Check each line of the listing, and copy it if it contains the word "What".
##### Information supplied #####
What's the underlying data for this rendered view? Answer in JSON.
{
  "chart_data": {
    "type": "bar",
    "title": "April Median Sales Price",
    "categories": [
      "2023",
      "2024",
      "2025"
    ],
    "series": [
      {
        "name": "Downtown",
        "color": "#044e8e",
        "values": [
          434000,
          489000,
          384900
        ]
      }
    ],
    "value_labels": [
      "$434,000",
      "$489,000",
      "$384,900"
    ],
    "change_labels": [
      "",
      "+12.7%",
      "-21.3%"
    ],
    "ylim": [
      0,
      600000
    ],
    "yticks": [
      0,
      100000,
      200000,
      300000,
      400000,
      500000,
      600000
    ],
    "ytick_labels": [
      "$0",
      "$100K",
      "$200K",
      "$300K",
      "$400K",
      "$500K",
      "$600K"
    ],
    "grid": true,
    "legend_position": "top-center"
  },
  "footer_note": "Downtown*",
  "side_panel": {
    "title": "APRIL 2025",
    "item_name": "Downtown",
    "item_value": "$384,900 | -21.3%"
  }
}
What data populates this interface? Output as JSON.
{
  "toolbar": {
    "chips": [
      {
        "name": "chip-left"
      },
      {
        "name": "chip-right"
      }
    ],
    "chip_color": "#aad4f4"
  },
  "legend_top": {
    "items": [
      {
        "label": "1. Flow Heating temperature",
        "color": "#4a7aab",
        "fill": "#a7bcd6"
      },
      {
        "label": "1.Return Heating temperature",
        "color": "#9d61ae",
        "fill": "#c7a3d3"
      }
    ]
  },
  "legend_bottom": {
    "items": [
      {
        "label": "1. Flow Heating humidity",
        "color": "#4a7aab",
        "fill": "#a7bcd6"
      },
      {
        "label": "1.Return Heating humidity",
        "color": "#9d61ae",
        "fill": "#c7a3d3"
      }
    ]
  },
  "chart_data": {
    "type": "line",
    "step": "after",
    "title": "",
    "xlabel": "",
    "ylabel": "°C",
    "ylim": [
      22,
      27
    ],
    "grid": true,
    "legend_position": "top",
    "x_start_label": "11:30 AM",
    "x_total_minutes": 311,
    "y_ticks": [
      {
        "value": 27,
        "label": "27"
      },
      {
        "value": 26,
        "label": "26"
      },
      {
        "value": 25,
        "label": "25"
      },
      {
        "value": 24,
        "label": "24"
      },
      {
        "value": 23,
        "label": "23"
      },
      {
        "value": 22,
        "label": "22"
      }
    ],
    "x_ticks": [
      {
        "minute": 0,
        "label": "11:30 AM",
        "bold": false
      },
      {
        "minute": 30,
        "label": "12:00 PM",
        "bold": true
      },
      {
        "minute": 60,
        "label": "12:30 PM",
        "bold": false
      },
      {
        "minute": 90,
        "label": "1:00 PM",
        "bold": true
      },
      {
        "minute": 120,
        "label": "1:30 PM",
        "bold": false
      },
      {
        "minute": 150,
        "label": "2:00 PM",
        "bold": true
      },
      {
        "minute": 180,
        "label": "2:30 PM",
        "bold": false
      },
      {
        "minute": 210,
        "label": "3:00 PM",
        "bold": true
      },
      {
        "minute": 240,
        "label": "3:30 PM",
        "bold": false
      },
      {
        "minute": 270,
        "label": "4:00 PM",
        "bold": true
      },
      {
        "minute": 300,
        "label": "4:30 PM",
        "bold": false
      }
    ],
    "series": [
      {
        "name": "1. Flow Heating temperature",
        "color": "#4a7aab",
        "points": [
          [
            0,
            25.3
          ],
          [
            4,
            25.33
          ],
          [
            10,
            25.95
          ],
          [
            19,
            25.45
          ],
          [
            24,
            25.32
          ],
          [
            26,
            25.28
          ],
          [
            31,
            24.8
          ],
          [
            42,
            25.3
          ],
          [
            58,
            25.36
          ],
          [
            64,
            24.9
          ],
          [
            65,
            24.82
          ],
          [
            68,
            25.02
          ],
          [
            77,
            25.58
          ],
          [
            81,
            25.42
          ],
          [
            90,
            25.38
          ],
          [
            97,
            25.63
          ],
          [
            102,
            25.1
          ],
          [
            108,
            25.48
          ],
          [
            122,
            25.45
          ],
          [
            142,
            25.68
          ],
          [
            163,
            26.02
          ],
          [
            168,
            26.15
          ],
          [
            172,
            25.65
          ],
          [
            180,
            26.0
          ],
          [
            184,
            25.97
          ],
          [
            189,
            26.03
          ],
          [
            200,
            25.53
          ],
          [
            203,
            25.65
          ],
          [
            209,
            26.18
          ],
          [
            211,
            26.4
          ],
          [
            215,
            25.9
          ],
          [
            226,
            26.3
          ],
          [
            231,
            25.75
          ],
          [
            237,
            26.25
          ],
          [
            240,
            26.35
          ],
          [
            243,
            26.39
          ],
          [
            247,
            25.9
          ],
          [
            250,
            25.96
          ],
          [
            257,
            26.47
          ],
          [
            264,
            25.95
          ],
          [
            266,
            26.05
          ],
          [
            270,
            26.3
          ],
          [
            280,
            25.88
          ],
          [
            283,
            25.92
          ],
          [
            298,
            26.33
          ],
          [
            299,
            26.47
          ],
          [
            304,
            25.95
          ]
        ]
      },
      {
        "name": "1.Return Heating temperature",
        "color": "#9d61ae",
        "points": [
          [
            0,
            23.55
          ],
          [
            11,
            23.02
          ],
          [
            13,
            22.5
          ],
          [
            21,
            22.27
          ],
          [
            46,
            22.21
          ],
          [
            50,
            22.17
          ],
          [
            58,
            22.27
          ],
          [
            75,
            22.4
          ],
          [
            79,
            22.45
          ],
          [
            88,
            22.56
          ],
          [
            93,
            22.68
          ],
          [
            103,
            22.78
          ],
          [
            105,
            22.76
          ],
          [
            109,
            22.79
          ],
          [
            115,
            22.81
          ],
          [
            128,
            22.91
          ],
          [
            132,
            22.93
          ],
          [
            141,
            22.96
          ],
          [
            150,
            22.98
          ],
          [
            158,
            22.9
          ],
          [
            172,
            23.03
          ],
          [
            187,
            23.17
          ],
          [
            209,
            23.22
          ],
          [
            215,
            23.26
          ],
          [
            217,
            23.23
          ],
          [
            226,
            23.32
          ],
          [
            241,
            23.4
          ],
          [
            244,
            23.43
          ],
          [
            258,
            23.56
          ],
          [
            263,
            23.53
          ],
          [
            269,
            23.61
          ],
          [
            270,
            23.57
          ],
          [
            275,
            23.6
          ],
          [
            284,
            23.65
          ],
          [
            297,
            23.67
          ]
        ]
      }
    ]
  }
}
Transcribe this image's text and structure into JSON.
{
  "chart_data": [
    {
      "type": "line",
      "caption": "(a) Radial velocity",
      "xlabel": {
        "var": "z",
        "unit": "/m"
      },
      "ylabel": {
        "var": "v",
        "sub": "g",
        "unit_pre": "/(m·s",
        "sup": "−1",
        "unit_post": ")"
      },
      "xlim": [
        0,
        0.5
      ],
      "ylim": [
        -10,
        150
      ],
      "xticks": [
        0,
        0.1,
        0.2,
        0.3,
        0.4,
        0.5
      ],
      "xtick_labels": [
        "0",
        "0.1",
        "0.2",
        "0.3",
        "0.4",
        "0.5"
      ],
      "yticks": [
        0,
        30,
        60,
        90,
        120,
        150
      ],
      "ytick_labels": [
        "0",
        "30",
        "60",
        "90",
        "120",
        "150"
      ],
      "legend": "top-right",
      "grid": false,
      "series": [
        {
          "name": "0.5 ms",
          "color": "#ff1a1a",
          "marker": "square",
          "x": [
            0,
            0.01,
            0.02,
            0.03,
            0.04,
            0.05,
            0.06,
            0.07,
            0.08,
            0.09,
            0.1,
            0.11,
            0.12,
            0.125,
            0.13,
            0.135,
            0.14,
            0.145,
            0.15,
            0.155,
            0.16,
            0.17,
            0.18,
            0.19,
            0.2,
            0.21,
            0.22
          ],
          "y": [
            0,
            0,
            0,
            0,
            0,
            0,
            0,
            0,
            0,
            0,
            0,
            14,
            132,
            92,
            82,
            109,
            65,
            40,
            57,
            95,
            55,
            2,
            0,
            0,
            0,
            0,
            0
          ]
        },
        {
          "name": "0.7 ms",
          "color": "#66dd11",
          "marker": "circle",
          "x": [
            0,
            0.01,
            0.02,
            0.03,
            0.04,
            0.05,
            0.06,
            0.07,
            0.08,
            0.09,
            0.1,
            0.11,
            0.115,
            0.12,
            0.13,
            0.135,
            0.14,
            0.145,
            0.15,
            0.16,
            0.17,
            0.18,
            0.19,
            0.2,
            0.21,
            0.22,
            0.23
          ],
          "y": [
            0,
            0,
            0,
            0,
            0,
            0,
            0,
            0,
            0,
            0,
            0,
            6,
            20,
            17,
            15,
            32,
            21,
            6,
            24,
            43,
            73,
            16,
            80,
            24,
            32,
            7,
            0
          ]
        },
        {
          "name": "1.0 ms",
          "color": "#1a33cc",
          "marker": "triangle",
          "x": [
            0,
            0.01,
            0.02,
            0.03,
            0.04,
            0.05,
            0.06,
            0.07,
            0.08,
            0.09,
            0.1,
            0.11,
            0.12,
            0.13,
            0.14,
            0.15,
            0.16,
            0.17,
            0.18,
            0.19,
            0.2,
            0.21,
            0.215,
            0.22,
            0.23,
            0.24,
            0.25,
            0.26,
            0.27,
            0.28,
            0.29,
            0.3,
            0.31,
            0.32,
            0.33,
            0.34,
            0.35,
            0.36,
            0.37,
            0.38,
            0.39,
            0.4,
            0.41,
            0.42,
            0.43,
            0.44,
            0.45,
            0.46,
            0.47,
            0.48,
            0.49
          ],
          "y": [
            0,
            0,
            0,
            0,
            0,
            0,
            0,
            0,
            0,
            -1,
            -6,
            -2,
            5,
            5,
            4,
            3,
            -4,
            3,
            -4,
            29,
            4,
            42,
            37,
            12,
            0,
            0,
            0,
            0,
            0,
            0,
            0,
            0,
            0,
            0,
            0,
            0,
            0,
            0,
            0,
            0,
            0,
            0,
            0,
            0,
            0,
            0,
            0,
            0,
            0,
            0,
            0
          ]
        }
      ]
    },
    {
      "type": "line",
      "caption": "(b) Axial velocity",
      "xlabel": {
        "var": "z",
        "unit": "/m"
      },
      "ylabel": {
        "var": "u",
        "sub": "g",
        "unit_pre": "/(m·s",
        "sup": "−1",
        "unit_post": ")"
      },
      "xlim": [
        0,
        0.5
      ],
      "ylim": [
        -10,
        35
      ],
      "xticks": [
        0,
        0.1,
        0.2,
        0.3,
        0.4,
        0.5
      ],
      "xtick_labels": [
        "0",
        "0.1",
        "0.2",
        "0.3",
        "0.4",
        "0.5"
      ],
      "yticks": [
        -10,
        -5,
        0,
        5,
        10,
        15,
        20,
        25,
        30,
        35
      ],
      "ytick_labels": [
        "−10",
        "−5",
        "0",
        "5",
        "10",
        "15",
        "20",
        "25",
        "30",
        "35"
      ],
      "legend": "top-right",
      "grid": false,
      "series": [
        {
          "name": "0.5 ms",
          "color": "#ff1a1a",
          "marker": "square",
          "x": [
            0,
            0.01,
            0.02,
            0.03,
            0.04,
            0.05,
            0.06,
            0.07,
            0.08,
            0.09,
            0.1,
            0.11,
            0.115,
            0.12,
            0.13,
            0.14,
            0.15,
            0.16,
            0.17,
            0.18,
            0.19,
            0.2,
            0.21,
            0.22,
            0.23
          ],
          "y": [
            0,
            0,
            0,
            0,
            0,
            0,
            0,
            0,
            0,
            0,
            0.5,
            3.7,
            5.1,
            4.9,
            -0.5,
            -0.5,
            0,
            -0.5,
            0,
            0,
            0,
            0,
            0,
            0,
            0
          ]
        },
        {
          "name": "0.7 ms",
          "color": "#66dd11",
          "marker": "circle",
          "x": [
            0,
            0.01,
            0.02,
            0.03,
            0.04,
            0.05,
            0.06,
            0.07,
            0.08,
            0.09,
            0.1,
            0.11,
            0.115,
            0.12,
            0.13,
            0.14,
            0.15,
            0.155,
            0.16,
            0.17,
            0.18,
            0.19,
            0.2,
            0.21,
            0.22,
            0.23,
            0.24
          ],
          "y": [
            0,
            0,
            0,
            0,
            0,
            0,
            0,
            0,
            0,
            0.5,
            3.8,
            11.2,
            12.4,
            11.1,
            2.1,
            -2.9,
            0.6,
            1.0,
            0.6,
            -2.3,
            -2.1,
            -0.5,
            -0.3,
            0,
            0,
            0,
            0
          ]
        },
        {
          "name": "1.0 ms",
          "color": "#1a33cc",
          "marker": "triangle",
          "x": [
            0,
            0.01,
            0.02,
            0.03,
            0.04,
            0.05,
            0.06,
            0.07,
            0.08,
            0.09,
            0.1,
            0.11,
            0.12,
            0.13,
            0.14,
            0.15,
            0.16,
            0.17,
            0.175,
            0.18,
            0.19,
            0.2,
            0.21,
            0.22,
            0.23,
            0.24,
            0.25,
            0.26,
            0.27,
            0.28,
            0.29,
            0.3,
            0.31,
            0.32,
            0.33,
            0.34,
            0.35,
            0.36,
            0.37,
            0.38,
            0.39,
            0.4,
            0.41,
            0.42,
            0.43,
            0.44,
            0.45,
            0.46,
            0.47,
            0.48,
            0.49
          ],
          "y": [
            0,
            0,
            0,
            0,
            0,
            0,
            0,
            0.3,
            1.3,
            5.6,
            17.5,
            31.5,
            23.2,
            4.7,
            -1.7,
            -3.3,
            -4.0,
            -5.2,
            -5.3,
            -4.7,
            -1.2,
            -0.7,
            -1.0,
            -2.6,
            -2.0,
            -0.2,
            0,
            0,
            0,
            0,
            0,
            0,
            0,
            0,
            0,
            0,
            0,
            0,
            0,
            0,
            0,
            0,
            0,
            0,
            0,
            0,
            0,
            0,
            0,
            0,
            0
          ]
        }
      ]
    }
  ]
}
#####
■ Solution to this exercise ■
What's the underlying data for this rendered view? Answer in JSON.
What data populates this interface? Output as JSON.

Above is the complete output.